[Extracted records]

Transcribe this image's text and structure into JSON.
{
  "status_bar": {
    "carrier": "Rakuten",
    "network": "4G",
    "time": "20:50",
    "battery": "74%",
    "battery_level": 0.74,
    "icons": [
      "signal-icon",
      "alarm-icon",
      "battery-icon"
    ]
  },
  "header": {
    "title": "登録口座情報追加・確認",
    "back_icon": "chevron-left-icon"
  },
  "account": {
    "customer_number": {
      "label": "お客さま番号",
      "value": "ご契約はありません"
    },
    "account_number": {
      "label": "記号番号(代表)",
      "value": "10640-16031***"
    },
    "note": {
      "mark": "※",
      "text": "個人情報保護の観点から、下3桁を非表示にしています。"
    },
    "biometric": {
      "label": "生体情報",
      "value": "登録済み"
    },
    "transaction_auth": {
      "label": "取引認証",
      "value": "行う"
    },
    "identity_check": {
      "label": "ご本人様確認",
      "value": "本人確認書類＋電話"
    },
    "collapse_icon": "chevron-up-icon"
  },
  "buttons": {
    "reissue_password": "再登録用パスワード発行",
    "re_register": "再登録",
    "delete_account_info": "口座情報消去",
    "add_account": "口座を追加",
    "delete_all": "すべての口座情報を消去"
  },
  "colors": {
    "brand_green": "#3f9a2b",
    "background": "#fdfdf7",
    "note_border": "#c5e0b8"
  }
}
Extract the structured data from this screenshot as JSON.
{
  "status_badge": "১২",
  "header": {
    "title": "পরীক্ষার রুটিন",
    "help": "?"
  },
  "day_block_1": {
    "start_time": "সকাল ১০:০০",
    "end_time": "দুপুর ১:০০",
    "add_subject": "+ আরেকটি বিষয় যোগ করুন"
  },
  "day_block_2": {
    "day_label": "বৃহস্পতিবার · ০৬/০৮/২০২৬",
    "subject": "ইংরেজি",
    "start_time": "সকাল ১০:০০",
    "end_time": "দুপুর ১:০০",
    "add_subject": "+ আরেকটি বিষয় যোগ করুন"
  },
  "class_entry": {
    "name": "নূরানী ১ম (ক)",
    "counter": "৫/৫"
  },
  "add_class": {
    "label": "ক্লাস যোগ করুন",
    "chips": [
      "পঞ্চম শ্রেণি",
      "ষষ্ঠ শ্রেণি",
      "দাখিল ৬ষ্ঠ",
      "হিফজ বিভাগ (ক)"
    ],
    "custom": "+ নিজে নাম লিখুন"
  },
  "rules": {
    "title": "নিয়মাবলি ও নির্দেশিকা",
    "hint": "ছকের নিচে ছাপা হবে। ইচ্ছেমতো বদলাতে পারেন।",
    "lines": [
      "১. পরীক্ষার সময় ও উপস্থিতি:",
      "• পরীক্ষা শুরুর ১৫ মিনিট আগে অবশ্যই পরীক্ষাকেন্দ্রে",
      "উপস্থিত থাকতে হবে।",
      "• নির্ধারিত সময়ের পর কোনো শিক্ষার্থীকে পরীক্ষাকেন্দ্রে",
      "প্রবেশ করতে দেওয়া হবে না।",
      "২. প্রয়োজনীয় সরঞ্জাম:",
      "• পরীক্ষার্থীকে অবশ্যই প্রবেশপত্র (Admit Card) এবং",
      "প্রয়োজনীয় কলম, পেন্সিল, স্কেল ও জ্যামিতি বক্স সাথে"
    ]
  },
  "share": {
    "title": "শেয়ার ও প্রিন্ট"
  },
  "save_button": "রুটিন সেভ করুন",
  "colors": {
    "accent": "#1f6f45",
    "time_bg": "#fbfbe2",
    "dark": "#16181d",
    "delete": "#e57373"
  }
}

The exercise: Nothing should be changed: write out all of the data as is.

Exercise output:
Transcribe this image's text and structure into JSON.
{
  "status_bar": {
    "carrier": "Rakuten",
    "network": "4G",
    "time": "20:50",
    "battery": "74%",
    "battery_level": 0.74,
    "icons": [
      "signal-icon",
      "alarm-icon",
      "battery-icon"
    ]
  },
  "header": {
    "title": "登録口座情報追加・確認",
    "back_icon": "chevron-left-icon"
  },
  "account": {
    "customer_number": {
      "label": "お客さま番号",
      "value": "ご契約はありません"
    },
    "account_number": {
      "label": "記号番号(代表)",
      "value": "10640-16031***"
    },
    "note": {
      "mark": "※",
      "text": "個人情報保護の観点から、下3桁を非表示にしています。"
    },
    "biometric": {
      "label": "生体情報",
      "value": "登録済み"
    },
    "transaction_auth": {
      "label": "取引認証",
      "value": "行う"
    },
    "identity_check": {
      "label": "ご本人様確認",
      "value": "本人確認書類＋電話"
    },
    "collapse_icon": "chevron-up-icon"
  },
  "buttons": {
    "reissue_password": "再登録用パスワード発行",
    "re_register": "再登録",
    "delete_account_info": "口座情報消去",
    "add_account": "口座を追加",
    "delete_all": "すべての口座情報を消去"
  },
  "colors": {
    "brand_green": "#3f9a2b",
    "background": "#fdfdf7",
    "note_border": "#c5e0b8"
  }
}
Extract the structured data from this screenshot as JSON.
{
  "status_badge": "১২",
  "header": {
    "title": "পরীক্ষার রুটিন",
    "help": "?"
  },
  "day_block_1": {
    "start_time": "সকাল ১০:০০",
    "end_time": "দুপুর ১:০০",
    "add_subject": "+ আরেকটি বিষয় যোগ করুন"
  },
  "day_block_2": {
    "day_label": "বৃহস্পতিবার · ০৬/০৮/২০২৬",
    "subject": "ইংরেজি",
    "start_time": "সকাল ১০:০০",
    "end_time": "দুপুর ১:০০",
    "add_subject": "+ আরেকটি বিষয় যোগ করুন"
  },
  "class_entry": {
    "name": "নূরানী ১ম (ক)",
    "counter": "৫/৫"
  },
  "add_class": {
    "label": "ক্লাস যোগ করুন",
    "chips": [
      "পঞ্চম শ্রেণি",
      "ষষ্ঠ শ্রেণি",
      "দাখিল ৬ষ্ঠ",
      "হিফজ বিভাগ (ক)"
    ],
    "custom": "+ নিজে নাম লিখুন"
  },
  "rules": {
    "title": "নিয়মাবলি ও নির্দেশিকা",
    "hint": "ছকের নিচে ছাপা হবে। ইচ্ছেমতো বদলাতে পারেন।",
    "lines": [
      "১. পরীক্ষার সময় ও উপস্থিতি:",
      "• পরীক্ষা শুরুর ১৫ মিনিট আগে অবশ্যই পরীক্ষাকেন্দ্রে",
      "উপস্থিত থাকতে হবে।",
      "• নির্ধারিত সময়ের পর কোনো শিক্ষার্থীকে পরীক্ষাকেন্দ্রে",
      "প্রবেশ করতে দেওয়া হবে না।",
      "২. প্রয়োজনীয় সরঞ্জাম:",
      "• পরীক্ষার্থীকে অবশ্যই প্রবেশপত্র (Admit Card) এবং",
      "প্রয়োজনীয় কলম, পেন্সিল, স্কেল ও জ্যামিতি বক্স সাথে"
    ]
  },
  "share": {
    "title": "শেয়ার ও প্রিন্ট"
  },
  "save_button": "রুটিন সেভ করুন",
  "colors": {
    "accent": "#1f6f45",
    "time_bg": "#fbfbe2",
    "dark": "#16181d",
    "delete": "#e57373"
  }
}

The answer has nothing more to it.